Source data:
--- --- ---

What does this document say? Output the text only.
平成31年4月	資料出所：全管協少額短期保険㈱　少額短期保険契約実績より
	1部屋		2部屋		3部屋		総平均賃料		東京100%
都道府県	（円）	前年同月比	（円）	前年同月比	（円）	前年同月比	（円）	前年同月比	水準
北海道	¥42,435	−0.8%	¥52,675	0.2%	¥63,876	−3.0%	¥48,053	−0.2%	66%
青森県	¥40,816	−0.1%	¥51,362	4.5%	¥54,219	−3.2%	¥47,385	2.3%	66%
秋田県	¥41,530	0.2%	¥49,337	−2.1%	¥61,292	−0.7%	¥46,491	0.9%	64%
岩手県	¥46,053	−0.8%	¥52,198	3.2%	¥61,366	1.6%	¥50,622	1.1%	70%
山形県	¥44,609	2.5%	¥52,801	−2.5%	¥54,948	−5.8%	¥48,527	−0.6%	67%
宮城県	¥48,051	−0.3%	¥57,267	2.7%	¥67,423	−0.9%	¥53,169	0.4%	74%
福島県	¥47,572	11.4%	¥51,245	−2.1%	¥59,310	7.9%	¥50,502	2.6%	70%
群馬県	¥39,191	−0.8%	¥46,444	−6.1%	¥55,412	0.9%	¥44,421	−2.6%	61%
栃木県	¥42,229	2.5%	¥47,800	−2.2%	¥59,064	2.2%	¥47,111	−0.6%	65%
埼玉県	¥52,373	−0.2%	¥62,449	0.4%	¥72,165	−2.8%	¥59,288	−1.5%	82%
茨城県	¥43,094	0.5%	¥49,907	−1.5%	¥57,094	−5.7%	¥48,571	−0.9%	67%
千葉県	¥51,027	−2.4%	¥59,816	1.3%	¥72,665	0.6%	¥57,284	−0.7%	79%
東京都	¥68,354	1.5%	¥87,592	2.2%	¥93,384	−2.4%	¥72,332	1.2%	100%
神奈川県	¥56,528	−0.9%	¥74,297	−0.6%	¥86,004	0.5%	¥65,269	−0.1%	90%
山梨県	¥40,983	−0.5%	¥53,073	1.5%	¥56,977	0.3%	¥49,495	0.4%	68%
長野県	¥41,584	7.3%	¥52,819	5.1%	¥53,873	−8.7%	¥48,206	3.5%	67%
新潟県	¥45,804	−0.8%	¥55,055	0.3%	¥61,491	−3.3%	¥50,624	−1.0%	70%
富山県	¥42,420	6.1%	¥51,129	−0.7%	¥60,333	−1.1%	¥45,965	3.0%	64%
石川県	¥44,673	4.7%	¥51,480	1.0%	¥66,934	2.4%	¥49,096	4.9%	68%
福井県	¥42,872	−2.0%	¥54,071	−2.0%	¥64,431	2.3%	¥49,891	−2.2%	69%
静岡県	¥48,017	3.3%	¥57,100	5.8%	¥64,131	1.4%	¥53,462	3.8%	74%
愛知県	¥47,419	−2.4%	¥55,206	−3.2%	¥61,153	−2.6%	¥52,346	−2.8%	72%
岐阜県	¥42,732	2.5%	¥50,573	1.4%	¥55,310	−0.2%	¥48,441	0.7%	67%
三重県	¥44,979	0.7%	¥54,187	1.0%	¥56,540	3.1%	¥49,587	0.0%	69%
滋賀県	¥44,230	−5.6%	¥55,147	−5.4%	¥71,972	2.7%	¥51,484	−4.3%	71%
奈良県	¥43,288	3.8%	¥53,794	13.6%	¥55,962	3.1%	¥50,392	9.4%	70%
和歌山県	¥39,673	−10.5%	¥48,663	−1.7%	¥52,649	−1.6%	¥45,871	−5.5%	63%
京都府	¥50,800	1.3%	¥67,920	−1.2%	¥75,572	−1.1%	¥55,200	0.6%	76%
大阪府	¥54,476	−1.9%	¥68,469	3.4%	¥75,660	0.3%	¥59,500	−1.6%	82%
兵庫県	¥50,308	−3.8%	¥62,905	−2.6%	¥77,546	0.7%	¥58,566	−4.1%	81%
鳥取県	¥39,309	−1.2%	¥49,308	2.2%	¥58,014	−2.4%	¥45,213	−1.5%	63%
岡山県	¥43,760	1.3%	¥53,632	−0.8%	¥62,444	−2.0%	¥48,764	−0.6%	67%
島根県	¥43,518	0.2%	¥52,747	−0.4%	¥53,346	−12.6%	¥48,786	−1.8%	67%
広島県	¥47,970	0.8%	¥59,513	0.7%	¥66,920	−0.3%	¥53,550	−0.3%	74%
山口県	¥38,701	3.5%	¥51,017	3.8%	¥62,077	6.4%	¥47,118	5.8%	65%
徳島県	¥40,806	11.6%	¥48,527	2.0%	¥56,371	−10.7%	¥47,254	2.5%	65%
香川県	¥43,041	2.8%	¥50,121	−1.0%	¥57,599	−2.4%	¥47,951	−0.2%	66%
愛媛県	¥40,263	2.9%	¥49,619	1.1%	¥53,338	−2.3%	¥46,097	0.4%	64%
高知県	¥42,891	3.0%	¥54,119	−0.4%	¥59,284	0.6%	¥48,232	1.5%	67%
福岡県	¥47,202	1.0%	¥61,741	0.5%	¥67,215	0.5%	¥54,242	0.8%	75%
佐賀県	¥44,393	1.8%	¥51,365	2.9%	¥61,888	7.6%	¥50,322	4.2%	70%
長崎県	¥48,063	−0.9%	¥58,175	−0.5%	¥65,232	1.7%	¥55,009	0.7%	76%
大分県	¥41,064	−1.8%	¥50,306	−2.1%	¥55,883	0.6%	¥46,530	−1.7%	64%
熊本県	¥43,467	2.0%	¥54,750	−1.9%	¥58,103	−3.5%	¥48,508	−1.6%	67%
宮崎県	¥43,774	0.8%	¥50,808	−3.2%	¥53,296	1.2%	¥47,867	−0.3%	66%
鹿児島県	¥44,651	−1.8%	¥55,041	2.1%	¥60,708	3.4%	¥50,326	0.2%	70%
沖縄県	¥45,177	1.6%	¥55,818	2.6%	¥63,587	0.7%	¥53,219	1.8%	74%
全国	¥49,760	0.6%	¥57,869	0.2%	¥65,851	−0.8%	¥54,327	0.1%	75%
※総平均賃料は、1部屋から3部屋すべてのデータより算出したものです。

--- --- ---

Required work: Restate the whole of the material exactly.

Task result:
What does this document say? Output the text only.
平成31年4月	資料出所：全管協少額短期保険㈱　少額短期保険契約実績より
	1部屋		2部屋		3部屋		総平均賃料		東京100%
都道府県	（円）	前年同月比	（円）	前年同月比	（円）	前年同月比	（円）	前年同月比	水準
北海道	¥42,435	−0.8%	¥52,675	0.2%	¥63,876	−3.0%	¥48,053	−0.2%	66%
青森県	¥40,816	−0.1%	¥51,362	4.5%	¥54,219	−3.2%	¥47,385	2.3%	66%
秋田県	¥41,530	0.2%	¥49,337	−2.1%	¥61,292	−0.7%	¥46,491	0.9%	64%
岩手県	¥46,053	−0.8%	¥52,198	3.2%	¥61,366	1.6%	¥50,622	1.1%	70%
山形県	¥44,609	2.5%	¥52,801	−2.5%	¥54,948	−5.8%	¥48,527	−0.6%	67%
宮城県	¥48,051	−0.3%	¥57,267	2.7%	¥67,423	−0.9%	¥53,169	0.4%	74%
福島県	¥47,572	11.4%	¥51,245	−2.1%	¥59,310	7.9%	¥50,502	2.6%	70%
群馬県	¥39,191	−0.8%	¥46,444	−6.1%	¥55,412	0.9%	¥44,421	−2.6%	61%
栃木県	¥42,229	2.5%	¥47,800	−2.2%	¥59,064	2.2%	¥47,111	−0.6%	65%
埼玉県	¥52,373	−0.2%	¥62,449	0.4%	¥72,165	−2.8%	¥59,288	−1.5%	82%
茨城県	¥43,094	0.5%	¥49,907	−1.5%	¥57,094	−5.7%	¥48,571	−0.9%	67%
千葉県	¥51,027	−2.4%	¥59,816	1.3%	¥72,665	0.6%	¥57,284	−0.7%	79%
東京都	¥68,354	1.5%	¥87,592	2.2%	¥93,384	−2.4%	¥72,332	1.2%	100%
神奈川県	¥56,528	−0.9%	¥74,297	−0.6%	¥86,004	0.5%	¥65,269	−0.1%	90%
山梨県	¥40,983	−0.5%	¥53,073	1.5%	¥56,977	0.3%	¥49,495	0.4%	68%
長野県	¥41,584	7.3%	¥52,819	5.1%	¥53,873	−8.7%	¥48,206	3.5%	67%
新潟県	¥45,804	−0.8%	¥55,055	0.3%	¥61,491	−3.3%	¥50,624	−1.0%	70%
富山県	¥42,420	6.1%	¥51,129	−0.7%	¥60,333	−1.1%	¥45,965	3.0%	64%
石川県	¥44,673	4.7%	¥51,480	1.0%	¥66,934	2.4%	¥49,096	4.9%	68%
福井県	¥42,872	−2.0%	¥54,071	−2.0%	¥64,431	2.3%	¥49,891	−2.2%	69%
静岡県	¥48,017	3.3%	¥57,100	5.8%	¥64,131	1.4%	¥53,462	3.8%	74%
愛知県	¥47,419	−2.4%	¥55,206	−3.2%	¥61,153	−2.6%	¥52,346	−2.8%	72%
岐阜県	¥42,732	2.5%	¥50,573	1.4%	¥55,310	−0.2%	¥48,441	0.7%	67%
三重県	¥44,979	0.7%	¥54,187	1.0%	¥56,540	3.1%	¥49,587	0.0%	69%
滋賀県	¥44,230	−5.6%	¥55,147	−5.4%	¥71,972	2.7%	¥51,484	−4.3%	71%
奈良県	¥43,288	3.8%	¥53,794	13.6%	¥55,962	3.1%	¥50,392	9.4%	70%
和歌山県	¥39,673	−10.5%	¥48,663	−1.7%	¥52,649	−1.6%	¥45,871	−5.5%	63%
京都府	¥50,800	1.3%	¥67,920	−1.2%	¥75,572	−1.1%	¥55,200	0.6%	76%
大阪府	¥54,476	−1.9%	¥68,469	3.4%	¥75,660	0.3%	¥59,500	−1.6%	82%
兵庫県	¥50,308	−3.8%	¥62,905	−2.6%	¥77,546	0.7%	¥58,566	−4.1%	81%
鳥取県	¥39,309	−1.2%	¥49,308	2.2%	¥58,014	−2.4%	¥45,213	−1.5%	63%
岡山県	¥43,760	1.3%	¥53,632	−0.8%	¥62,444	−2.0%	¥48,764	−0.6%	67%
島根県	¥43,518	0.2%	¥52,747	−0.4%	¥53,346	−12.6%	¥48,786	−1.8%	67%
広島県	¥47,970	0.8%	¥59,513	0.7%	¥66,920	−0.3%	¥53,550	−0.3%	74%
山口県	¥38,701	3.5%	¥51,017	3.8%	¥62,077	6.4%	¥47,118	5.8%	65%
徳島県	¥40,806	11.6%	¥48,527	2.0%	¥56,371	−10.7%	¥47,254	2.5%	65%
香川県	¥43,041	2.8%	¥50,121	−1.0%	¥57,599	−2.4%	¥47,951	−0.2%	66%
愛媛県	¥40,263	2.9%	¥49,619	1.1%	¥53,338	−2.3%	¥46,097	0.4%	64%
高知県	¥42,891	3.0%	¥54,119	−0.4%	¥59,284	0.6%	¥48,232	1.5%	67%
福岡県	¥47,202	1.0%	¥61,741	0.5%	¥67,215	0.5%	¥54,242	0.8%	75%
佐賀県	¥44,393	1.8%	¥51,365	2.9%	¥61,888	7.6%	¥50,322	4.2%	70%
長崎県	¥48,063	−0.9%	¥58,175	−0.5%	¥65,232	1.7%	¥55,009	0.7%	76%
大分県	¥41,064	−1.8%	¥50,306	−2.1%	¥55,883	0.6%	¥46,530	−1.7%	64%
熊本県	¥43,467	2.0%	¥54,750	−1.9%	¥58,103	−3.5%	¥48,508	−1.6%	67%
宮崎県	¥43,774	0.8%	¥50,808	−3.2%	¥53,296	1.2%	¥47,867	−0.3%	66%
鹿児島県	¥44,651	−1.8%	¥55,041	2.1%	¥60,708	3.4%	¥50,326	0.2%	70%
沖縄県	¥45,177	1.6%	¥55,818	2.6%	¥63,587	0.7%	¥53,219	1.8%	74%
全国	¥49,760	0.6%	¥57,869	0.2%	¥65,851	−0.8%	¥54,327	0.1%	75%
※総平均賃料は、1部屋から3部屋すべてのデータより算出したものです。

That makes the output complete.